Directions |
Every line that contains the word "spectrogram" should be copied.

Entries shown |

----------

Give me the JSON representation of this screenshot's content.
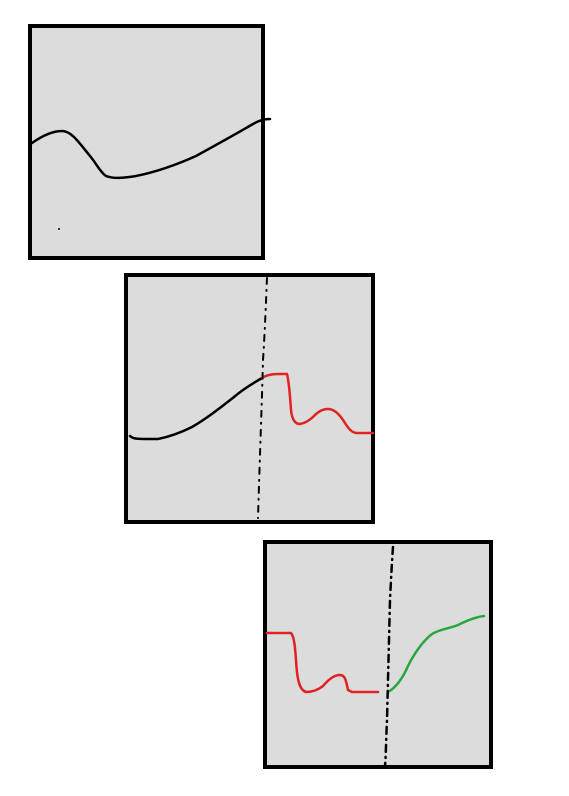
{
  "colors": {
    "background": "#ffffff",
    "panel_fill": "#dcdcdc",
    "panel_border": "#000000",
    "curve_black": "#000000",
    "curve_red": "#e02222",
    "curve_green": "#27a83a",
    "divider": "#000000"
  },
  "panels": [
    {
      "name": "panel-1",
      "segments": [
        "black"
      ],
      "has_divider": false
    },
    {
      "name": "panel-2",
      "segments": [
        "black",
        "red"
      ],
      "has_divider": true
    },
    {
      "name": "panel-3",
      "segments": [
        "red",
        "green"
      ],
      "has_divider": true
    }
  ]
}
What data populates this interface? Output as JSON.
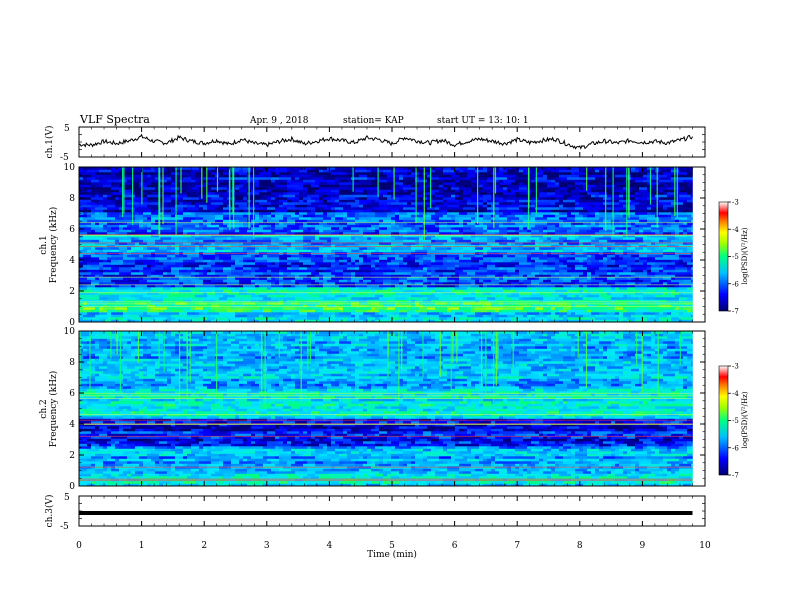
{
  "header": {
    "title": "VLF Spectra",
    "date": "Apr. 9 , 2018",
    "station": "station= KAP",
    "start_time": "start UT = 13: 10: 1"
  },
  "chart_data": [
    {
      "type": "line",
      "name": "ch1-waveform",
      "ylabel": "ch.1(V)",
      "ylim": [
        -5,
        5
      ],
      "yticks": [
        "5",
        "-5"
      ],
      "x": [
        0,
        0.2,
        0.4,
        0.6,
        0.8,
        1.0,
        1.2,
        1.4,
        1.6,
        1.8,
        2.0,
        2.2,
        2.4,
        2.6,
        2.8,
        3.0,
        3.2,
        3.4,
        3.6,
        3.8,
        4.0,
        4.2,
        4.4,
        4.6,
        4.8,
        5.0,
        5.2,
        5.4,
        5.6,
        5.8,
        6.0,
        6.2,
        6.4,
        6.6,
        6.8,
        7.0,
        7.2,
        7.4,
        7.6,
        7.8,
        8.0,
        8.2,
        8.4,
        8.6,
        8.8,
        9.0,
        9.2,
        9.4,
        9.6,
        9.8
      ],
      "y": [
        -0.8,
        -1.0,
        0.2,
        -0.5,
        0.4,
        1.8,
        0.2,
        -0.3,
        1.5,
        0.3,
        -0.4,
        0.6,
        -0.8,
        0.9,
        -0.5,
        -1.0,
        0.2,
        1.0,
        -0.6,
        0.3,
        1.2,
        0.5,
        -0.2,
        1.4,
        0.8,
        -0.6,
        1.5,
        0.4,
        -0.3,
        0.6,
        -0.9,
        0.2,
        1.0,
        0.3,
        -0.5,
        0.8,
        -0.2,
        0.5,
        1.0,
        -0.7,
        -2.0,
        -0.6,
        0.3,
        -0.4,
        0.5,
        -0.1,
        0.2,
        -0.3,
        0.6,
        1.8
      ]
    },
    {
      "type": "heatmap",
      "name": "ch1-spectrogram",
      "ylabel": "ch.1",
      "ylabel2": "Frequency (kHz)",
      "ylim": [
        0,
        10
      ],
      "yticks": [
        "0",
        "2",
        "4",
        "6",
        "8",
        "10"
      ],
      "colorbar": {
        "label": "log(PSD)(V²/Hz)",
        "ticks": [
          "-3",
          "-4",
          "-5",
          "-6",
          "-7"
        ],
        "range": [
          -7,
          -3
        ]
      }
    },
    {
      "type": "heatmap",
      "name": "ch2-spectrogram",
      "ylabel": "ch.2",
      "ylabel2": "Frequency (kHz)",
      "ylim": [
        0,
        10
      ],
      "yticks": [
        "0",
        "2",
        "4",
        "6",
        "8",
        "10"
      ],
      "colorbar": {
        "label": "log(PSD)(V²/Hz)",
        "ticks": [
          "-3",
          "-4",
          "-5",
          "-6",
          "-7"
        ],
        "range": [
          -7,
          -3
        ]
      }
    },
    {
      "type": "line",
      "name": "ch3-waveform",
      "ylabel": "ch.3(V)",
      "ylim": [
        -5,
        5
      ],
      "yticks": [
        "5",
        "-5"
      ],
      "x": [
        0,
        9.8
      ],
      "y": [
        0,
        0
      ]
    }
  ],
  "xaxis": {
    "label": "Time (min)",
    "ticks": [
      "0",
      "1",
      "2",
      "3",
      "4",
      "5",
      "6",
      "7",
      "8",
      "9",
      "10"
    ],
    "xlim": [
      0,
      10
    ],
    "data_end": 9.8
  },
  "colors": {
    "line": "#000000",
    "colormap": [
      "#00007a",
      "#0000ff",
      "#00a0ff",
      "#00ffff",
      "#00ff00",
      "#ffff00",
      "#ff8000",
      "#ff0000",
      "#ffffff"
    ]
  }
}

----------

Solution below |
      "name": "ch1-spectrogram",
      "name": "ch2-spectrogram",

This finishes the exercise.